### Material supplied
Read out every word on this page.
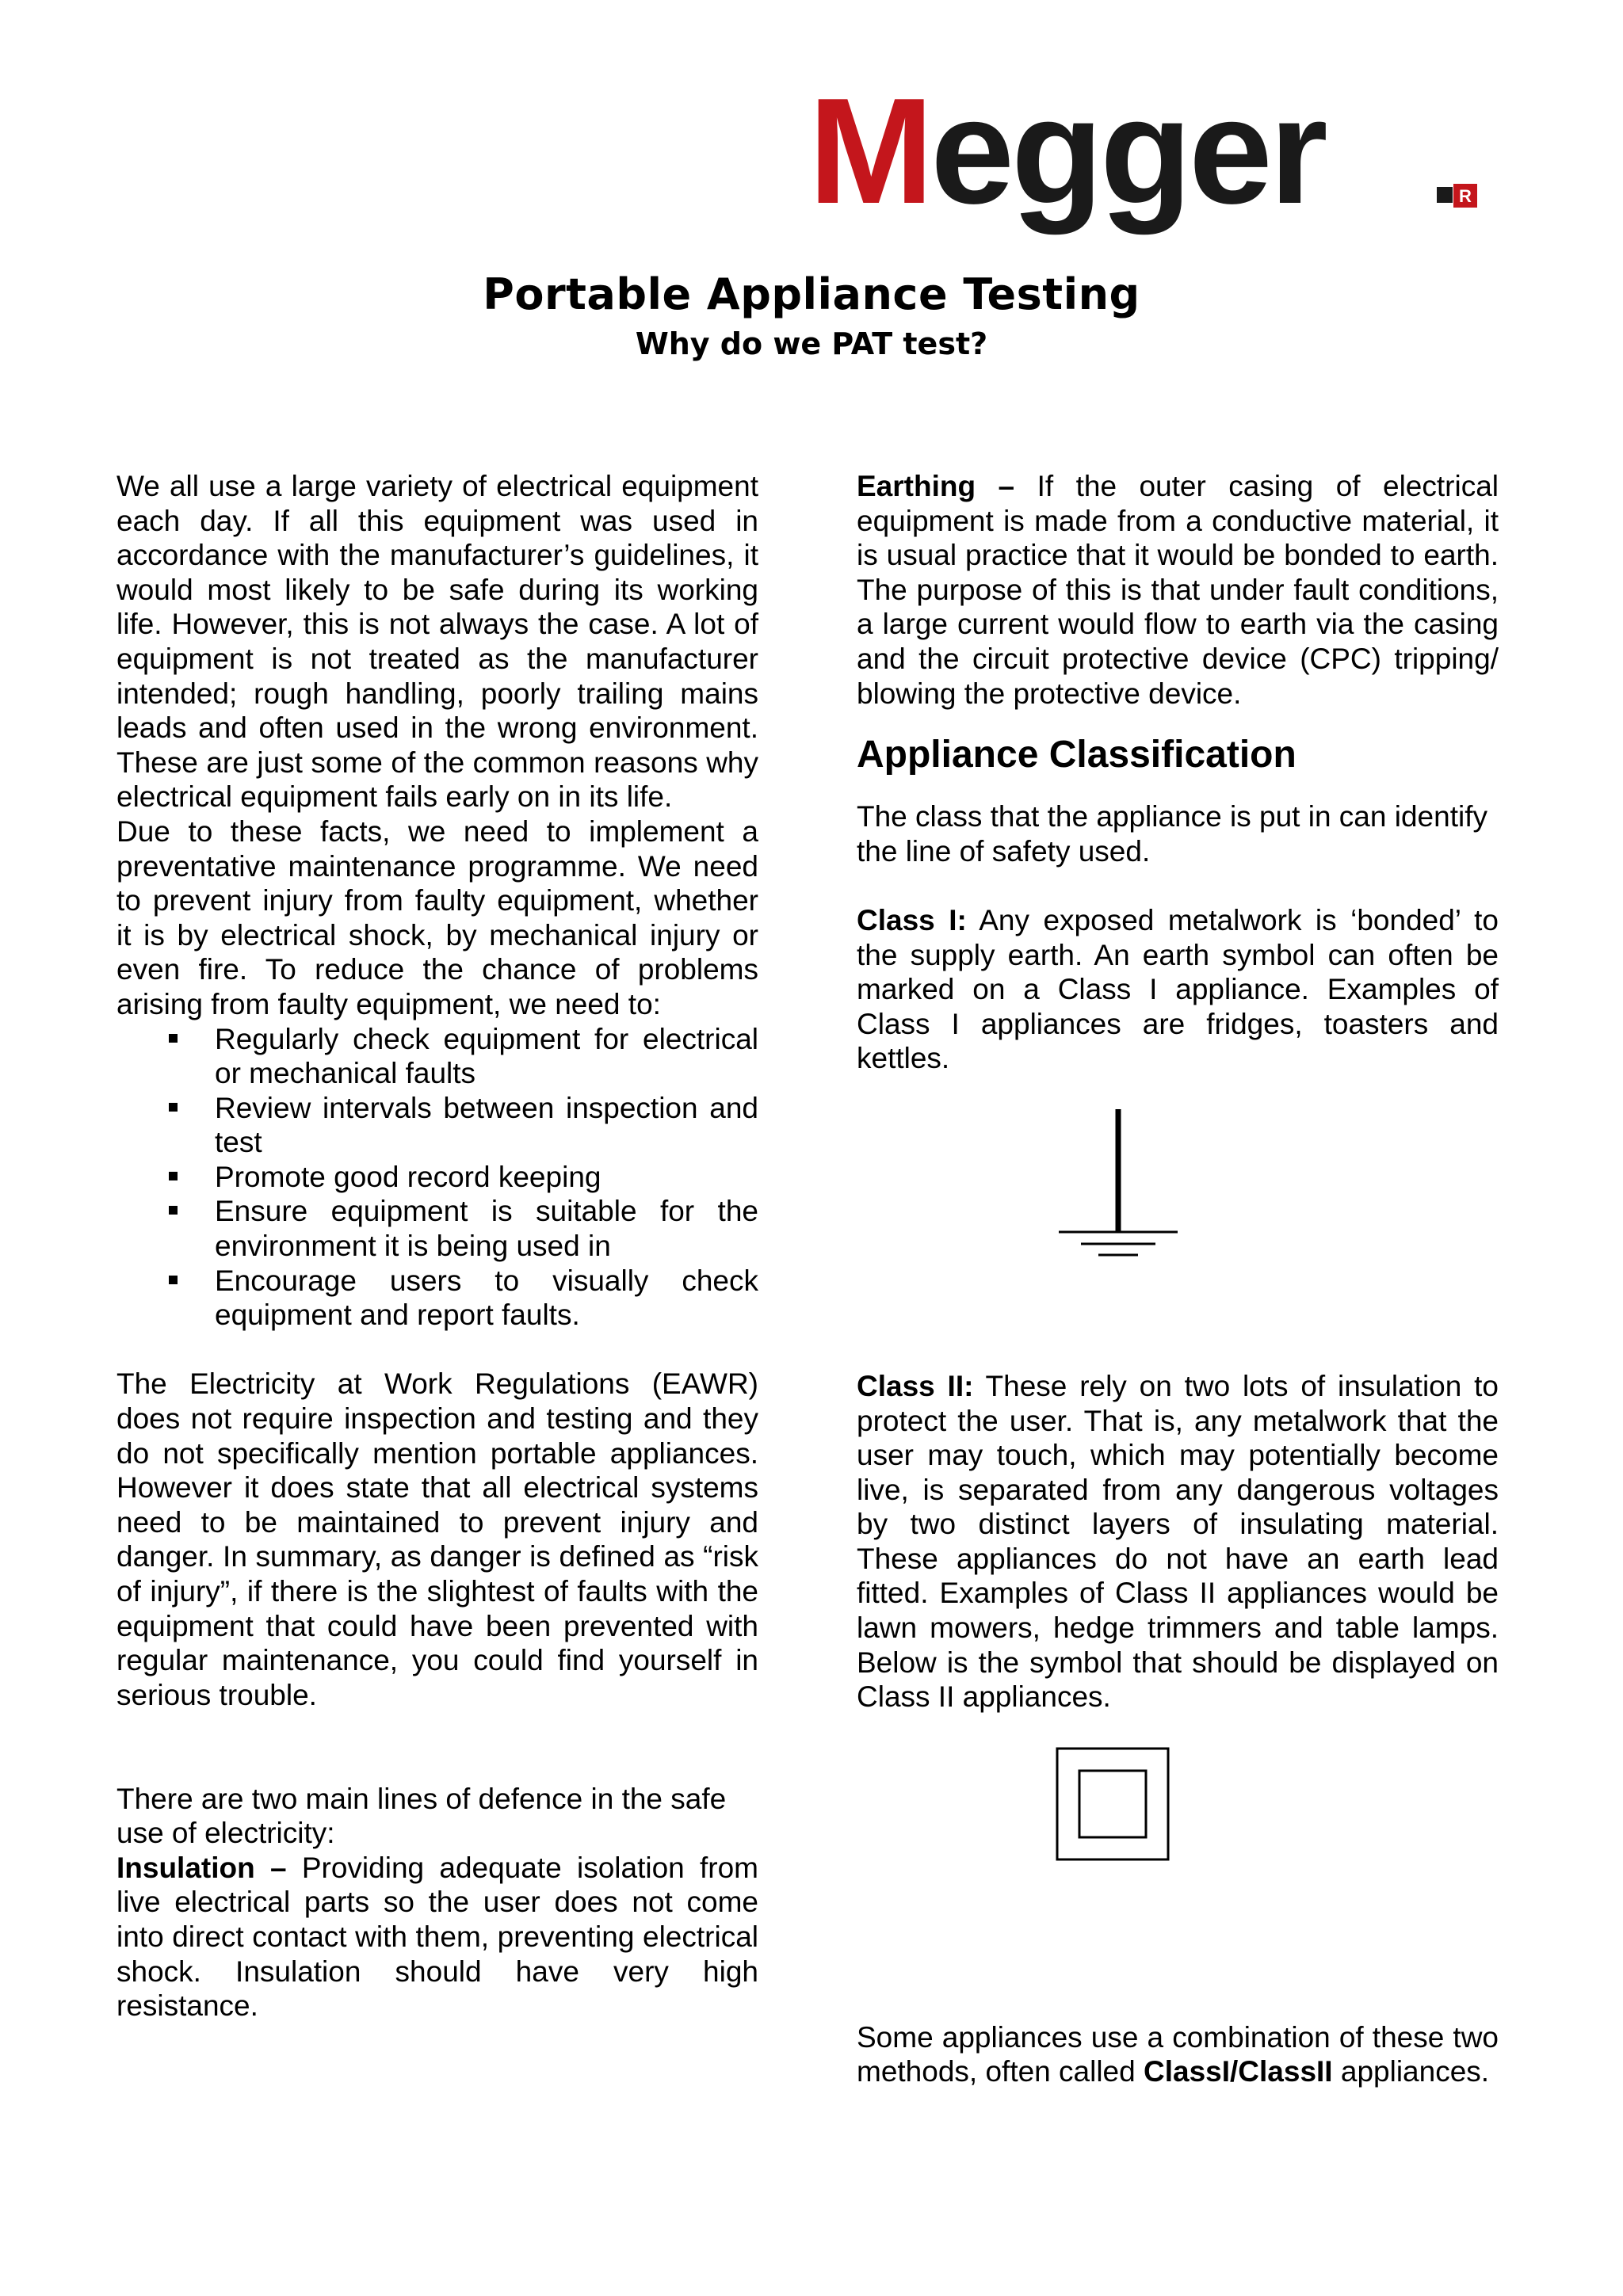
Megger	R
Portable Appliance Testing
Why do we PAT test?

We all use a large variety of electrical equipment each day. If all this equipment was used in accordance with the manufacturer’s guidelines, it would most likely to be safe during its working life. However, this is not always the case. A lot of equipment is not treated as the manufacturer intended; rough handling, poorly trailing mains leads and often used in the wrong environment. These are just some of the common reasons why electrical equipment fails early on in its life.

Due to these facts, we need to implement a preventative maintenance programme. We need to prevent injury from faulty equipment, whether it is by electrical shock, by mechanical injury or even fire. To reduce the chance of problems arising from faulty equipment, we need to:

Regularly check equipment for electrical or mechanical faults
Review intervals between inspection and test
Promote good record keeping
Ensure equipment is suitable for the environment it is being used in
Encourage users to visually check equipment and report faults.

The Electricity at Work Regulations (EAWR) does not require inspection and testing and they do not specifically mention portable appliances. However it does state that all electrical systems need to be maintained to prevent injury and danger. In summary, as danger is defined as “risk of injury”, if there is the slightest of faults with the equipment that could have been prevented with regular maintenance, you could find yourself in serious trouble.

There are two main lines of defence in the safe use of electricity:

Insulation – Providing adequate isolation from live electrical parts so the user does not come into direct contact with them, preventing electrical shock. Insulation should have very high resistance.

Earthing – If the outer casing of electrical equipment is made from a conductive material, it is usual practice that it would be bonded to earth. The purpose of this is that under fault conditions, a large current would flow to earth via the casing and the circuit protective device (CPC) tripping/ blowing the protective device.

Appliance Classification

The class that the appliance is put in can identify the line of safety used.

Class I: Any exposed metalwork is ‘bonded’ to the supply earth. An earth symbol can often be marked on a Class I appliance. Examples of Class I appliances are fridges, toasters and kettles.

Class II: These rely on two lots of insulation to protect the user. That is, any metalwork that the user may touch, which may potentially become live, is separated from any dangerous voltages by two distinct layers of insulating material. These appliances do not have an earth lead fitted. Examples of Class II appliances would be lawn mowers, hedge trimmers and table lamps. Below is the symbol that should be displayed on Class II appliances.

Some appliances use a combination of these two methods, often called ClassI/ClassII appliances.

### What is expected
Return every line of the preceding records in which the word "maintenance" appears.

### Complete output
Due to these facts, we need to implement a preventative maintenance programme. We need to prevent injury from faulty equipment, whether it is by electrical shock, by mechanical injury or even fire. To reduce the chance of problems arising from faulty equipment, we need to:
The Electricity at Work Regulations (EAWR) does not require inspection and testing and they do not specifically mention portable appliances. However it does state that all electrical systems need to be maintained to prevent injury and danger. In summary, as danger is defined as “risk of injury”, if there is the slightest of faults with the equipment that could have been prevented with regular maintenance, you could find yourself in serious trouble.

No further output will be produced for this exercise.